REQUIREMENT: Restate all of the data exactly.

Begin STORED DATA

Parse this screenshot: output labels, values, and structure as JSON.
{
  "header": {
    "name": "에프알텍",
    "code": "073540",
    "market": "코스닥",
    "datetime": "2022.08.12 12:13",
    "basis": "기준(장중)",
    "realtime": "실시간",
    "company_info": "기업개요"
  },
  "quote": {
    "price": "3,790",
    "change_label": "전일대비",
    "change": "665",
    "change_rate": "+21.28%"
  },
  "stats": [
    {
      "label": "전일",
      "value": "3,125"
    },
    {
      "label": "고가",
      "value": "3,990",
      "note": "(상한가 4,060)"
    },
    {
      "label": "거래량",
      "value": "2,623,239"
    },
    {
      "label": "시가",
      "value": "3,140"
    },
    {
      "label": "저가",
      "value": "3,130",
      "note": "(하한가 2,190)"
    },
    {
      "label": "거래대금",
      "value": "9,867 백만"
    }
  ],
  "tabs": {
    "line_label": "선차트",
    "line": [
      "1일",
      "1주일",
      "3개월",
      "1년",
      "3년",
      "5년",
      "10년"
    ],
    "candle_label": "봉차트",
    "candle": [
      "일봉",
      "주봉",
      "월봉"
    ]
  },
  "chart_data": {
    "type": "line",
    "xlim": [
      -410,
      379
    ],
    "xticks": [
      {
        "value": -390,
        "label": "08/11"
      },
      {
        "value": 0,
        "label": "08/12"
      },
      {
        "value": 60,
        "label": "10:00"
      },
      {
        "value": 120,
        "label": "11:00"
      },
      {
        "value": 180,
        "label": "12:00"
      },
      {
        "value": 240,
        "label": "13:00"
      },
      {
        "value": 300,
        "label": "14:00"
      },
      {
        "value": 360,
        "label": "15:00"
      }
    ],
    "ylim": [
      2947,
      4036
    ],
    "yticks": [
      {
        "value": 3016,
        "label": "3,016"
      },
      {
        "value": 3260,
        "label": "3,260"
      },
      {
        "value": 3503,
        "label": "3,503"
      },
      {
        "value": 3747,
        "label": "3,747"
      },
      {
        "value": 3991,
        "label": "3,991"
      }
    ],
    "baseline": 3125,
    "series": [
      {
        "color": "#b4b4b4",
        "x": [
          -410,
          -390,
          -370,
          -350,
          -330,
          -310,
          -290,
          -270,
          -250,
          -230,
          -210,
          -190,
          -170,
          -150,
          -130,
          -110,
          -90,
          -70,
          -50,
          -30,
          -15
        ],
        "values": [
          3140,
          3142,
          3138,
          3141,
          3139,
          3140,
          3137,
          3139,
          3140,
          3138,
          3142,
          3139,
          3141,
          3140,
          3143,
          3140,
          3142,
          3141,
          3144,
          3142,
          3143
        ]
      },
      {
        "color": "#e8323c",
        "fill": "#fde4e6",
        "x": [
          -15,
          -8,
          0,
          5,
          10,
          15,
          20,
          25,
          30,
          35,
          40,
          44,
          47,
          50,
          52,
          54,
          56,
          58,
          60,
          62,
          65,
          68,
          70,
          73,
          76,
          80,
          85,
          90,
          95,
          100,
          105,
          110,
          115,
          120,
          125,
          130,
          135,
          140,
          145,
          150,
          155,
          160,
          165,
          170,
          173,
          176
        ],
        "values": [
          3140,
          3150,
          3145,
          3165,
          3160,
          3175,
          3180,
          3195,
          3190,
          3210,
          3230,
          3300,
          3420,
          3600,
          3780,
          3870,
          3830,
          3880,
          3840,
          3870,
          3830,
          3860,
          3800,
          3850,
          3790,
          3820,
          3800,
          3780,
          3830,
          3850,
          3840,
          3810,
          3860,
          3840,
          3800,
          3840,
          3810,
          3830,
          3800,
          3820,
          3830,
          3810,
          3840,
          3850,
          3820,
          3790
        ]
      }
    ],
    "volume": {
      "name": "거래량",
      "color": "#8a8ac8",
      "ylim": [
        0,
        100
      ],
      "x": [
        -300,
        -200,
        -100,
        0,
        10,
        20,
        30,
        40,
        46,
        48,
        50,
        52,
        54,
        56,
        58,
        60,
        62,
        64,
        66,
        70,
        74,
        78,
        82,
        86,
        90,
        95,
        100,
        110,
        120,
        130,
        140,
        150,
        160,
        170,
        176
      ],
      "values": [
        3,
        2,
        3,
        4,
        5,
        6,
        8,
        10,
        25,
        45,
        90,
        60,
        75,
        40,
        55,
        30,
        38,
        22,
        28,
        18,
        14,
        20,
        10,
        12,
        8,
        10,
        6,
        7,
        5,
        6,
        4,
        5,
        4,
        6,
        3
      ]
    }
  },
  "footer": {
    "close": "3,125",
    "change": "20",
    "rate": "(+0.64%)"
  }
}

End STORED DATA

RESULT FOR THIS TASK:
Parse this screenshot: output labels, values, and structure as JSON.
{
  "header": {
    "name": "에프알텍",
    "code": "073540",
    "market": "코스닥",
    "datetime": "2022.08.12 12:13",
    "basis": "기준(장중)",
    "realtime": "실시간",
    "company_info": "기업개요"
  },
  "quote": {
    "price": "3,790",
    "change_label": "전일대비",
    "change": "665",
    "change_rate": "+21.28%"
  },
  "stats": [
    {
      "label": "전일",
      "value": "3,125"
    },
    {
      "label": "고가",
      "value": "3,990",
      "note": "(상한가 4,060)"
    },
    {
      "label": "거래량",
      "value": "2,623,239"
    },
    {
      "label": "시가",
      "value": "3,140"
    },
    {
      "label": "저가",
      "value": "3,130",
      "note": "(하한가 2,190)"
    },
    {
      "label": "거래대금",
      "value": "9,867 백만"
    }
  ],
  "tabs": {
    "line_label": "선차트",
    "line": [
      "1일",
      "1주일",
      "3개월",
      "1년",
      "3년",
      "5년",
      "10년"
    ],
    "candle_label": "봉차트",
    "candle": [
      "일봉",
      "주봉",
      "월봉"
    ]
  },
  "chart_data": {
    "type": "line",
    "xlim": [
      -410,
      379
    ],
    "xticks": [
      {
        "value": -390,
        "label": "08/11"
      },
      {
        "value": 0,
        "label": "08/12"
      },
      {
        "value": 60,
        "label": "10:00"
      },
      {
        "value": 120,
        "label": "11:00"
      },
      {
        "value": 180,
        "label": "12:00"
      },
      {
        "value": 240,
        "label": "13:00"
      },
      {
        "value": 300,
        "label": "14:00"
      },
      {
        "value": 360,
        "label": "15:00"
      }
    ],
    "ylim": [
      2947,
      4036
    ],
    "yticks": [
      {
        "value": 3016,
        "label": "3,016"
      },
      {
        "value": 3260,
        "label": "3,260"
      },
      {
        "value": 3503,
        "label": "3,503"
      },
      {
        "value": 3747,
        "label": "3,747"
      },
      {
        "value": 3991,
        "label": "3,991"
      }
    ],
    "baseline": 3125,
    "series": [
      {
        "color": "#b4b4b4",
        "x": [
          -410,
          -390,
          -370,
          -350,
          -330,
          -310,
          -290,
          -270,
          -250,
          -230,
          -210,
          -190,
          -170,
          -150,
          -130,
          -110,
          -90,
          -70,
          -50,
          -30,
          -15
        ],
        "values": [
          3140,
          3142,
          3138,
          3141,
          3139,
          3140,
          3137,
          3139,
          3140,
          3138,
          3142,
          3139,
          3141,
          3140,
          3143,
          3140,
          3142,
          3141,
          3144,
          3142,
          3143
        ]
      },
      {
        "color": "#e8323c",
        "fill": "#fde4e6",
        "x": [
          -15,
          -8,
          0,
          5,
          10,
          15,
          20,
          25,
          30,
          35,
          40,
          44,
          47,
          50,
          52,
          54,
          56,
          58,
          60,
          62,
          65,
          68,
          70,
          73,
          76,
          80,
          85,
          90,
          95,
          100,
          105,
          110,
          115,
          120,
          125,
          130,
          135,
          140,
          145,
          150,
          155,
          160,
          165,
          170,
          173,
          176
        ],
        "values": [
          3140,
          3150,
          3145,
          3165,
          3160,
          3175,
          3180,
          3195,
          3190,
          3210,
          3230,
          3300,
          3420,
          3600,
          3780,
          3870,
          3830,
          3880,
          3840,
          3870,
          3830,
          3860,
          3800,
          3850,
          3790,
          3820,
          3800,
          3780,
          3830,
          3850,
          3840,
          3810,
          3860,
          3840,
          3800,
          3840,
          3810,
          3830,
          3800,
          3820,
          3830,
          3810,
          3840,
          3850,
          3820,
          3790
        ]
      }
    ],
    "volume": {
      "name": "거래량",
      "color": "#8a8ac8",
      "ylim": [
        0,
        100
      ],
      "x": [
        -300,
        -200,
        -100,
        0,
        10,
        20,
        30,
        40,
        46,
        48,
        50,
        52,
        54,
        56,
        58,
        60,
        62,
        64,
        66,
        70,
        74,
        78,
        82,
        86,
        90,
        95,
        100,
        110,
        120,
        130,
        140,
        150,
        160,
        170,
        176
      ],
      "values": [
        3,
        2,
        3,
        4,
        5,
        6,
        8,
        10,
        25,
        45,
        90,
        60,
        75,
        40,
        55,
        30,
        38,
        22,
        28,
        18,
        14,
        20,
        10,
        12,
        8,
        10,
        6,
        7,
        5,
        6,
        4,
        5,
        4,
        6,
        3
      ]
    }
  },
  "footer": {
    "close": "3,125",
    "change": "20",
    "rate": "(+0.64%)"
  }
}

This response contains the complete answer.